▼
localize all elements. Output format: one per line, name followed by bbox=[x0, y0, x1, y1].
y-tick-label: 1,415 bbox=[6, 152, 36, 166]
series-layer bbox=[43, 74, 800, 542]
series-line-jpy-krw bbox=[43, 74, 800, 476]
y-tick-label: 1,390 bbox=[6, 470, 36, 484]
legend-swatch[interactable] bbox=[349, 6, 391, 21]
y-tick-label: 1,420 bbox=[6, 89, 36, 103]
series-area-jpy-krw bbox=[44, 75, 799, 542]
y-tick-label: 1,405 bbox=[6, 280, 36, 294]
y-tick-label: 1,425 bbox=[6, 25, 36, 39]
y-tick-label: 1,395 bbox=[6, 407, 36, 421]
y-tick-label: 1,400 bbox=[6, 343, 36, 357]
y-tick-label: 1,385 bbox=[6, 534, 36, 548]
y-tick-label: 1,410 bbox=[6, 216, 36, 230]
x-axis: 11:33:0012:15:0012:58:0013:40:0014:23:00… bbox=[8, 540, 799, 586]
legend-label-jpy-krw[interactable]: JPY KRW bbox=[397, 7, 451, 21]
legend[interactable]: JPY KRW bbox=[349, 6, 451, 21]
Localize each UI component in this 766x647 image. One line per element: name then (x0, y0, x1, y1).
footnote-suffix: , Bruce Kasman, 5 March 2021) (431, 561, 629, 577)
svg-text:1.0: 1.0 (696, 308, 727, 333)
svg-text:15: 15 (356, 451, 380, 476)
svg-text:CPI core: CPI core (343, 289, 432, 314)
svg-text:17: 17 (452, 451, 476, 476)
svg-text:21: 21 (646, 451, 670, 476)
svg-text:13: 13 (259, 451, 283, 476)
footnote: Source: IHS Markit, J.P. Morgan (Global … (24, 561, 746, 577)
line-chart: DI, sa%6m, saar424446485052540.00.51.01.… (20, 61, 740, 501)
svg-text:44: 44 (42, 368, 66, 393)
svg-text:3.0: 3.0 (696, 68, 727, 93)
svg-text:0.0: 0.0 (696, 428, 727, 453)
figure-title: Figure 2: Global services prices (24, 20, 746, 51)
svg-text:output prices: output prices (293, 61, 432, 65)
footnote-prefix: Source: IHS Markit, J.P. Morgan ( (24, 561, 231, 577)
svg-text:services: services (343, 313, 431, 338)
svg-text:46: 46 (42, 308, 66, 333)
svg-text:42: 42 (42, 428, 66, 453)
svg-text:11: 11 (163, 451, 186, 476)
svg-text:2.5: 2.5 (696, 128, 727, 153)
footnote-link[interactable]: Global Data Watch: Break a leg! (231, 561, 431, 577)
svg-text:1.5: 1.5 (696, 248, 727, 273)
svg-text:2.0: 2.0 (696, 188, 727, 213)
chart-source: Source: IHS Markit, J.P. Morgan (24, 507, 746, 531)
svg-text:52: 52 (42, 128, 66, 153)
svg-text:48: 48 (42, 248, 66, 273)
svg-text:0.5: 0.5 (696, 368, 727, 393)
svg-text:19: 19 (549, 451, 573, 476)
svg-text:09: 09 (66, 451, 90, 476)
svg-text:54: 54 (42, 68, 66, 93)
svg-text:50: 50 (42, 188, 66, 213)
▲
Copy the listing above line for line, with no changes.

localize all elements. Output format: one per line, name followed by bbox=[x0, y0, x1, y1].
y-tick-label: 1,415 bbox=[6, 152, 36, 166]
series-layer bbox=[43, 74, 800, 542]
series-line-jpy-krw bbox=[43, 74, 800, 476]
y-tick-label: 1,390 bbox=[6, 470, 36, 484]
legend-swatch[interactable] bbox=[349, 6, 391, 21]
y-tick-label: 1,420 bbox=[6, 89, 36, 103]
series-area-jpy-krw bbox=[44, 75, 799, 542]
y-tick-label: 1,405 bbox=[6, 280, 36, 294]
y-tick-label: 1,425 bbox=[6, 25, 36, 39]
y-tick-label: 1,395 bbox=[6, 407, 36, 421]
y-tick-label: 1,400 bbox=[6, 343, 36, 357]
y-tick-label: 1,385 bbox=[6, 534, 36, 548]
y-tick-label: 1,410 bbox=[6, 216, 36, 230]
x-axis: 11:33:0012:15:0012:58:0013:40:0014:23:00… bbox=[8, 540, 799, 586]
legend-label-jpy-krw[interactable]: JPY KRW bbox=[397, 7, 451, 21]
legend[interactable]: JPY KRW bbox=[349, 6, 451, 21]
Localize each UI component in this 766x647 image. One line per element: name then (x0, y0, x1, y1).
footnote-suffix: , Bruce Kasman, 5 March 2021) (431, 561, 629, 577)
svg-text:1.0: 1.0 (696, 308, 727, 333)
svg-text:15: 15 (356, 451, 380, 476)
svg-text:CPI core: CPI core (343, 289, 432, 314)
svg-text:17: 17 (452, 451, 476, 476)
svg-text:21: 21 (646, 451, 670, 476)
svg-text:13: 13 (259, 451, 283, 476)
footnote: Source: IHS Markit, J.P. Morgan (Global … (24, 561, 746, 577)
line-chart: DI, sa%6m, saar424446485052540.00.51.01.… (20, 61, 740, 501)
svg-text:44: 44 (42, 368, 66, 393)
svg-text:3.0: 3.0 (696, 68, 727, 93)
svg-text:0.0: 0.0 (696, 428, 727, 453)
figure-title: Figure 2: Global services prices (24, 20, 746, 51)
svg-text:output prices: output prices (293, 61, 432, 65)
footnote-prefix: Source: IHS Markit, J.P. Morgan ( (24, 561, 231, 577)
svg-text:services: services (343, 313, 431, 338)
svg-text:46: 46 (42, 308, 66, 333)
svg-text:42: 42 (42, 428, 66, 453)
svg-text:11: 11 (163, 451, 186, 476)
svg-text:2.5: 2.5 (696, 128, 727, 153)
footnote-link[interactable]: Global Data Watch: Break a leg! (231, 561, 431, 577)
svg-text:1.5: 1.5 (696, 248, 727, 273)
svg-text:2.0: 2.0 (696, 188, 727, 213)
chart-source: Source: IHS Markit, J.P. Morgan (24, 507, 746, 531)
svg-text:52: 52 (42, 128, 66, 153)
svg-text:48: 48 (42, 248, 66, 273)
svg-text:0.5: 0.5 (696, 368, 727, 393)
svg-text:19: 19 (549, 451, 573, 476)
svg-text:09: 09 (66, 451, 90, 476)
svg-text:54: 54 (42, 68, 66, 93)
svg-text:50: 50 (42, 188, 66, 213)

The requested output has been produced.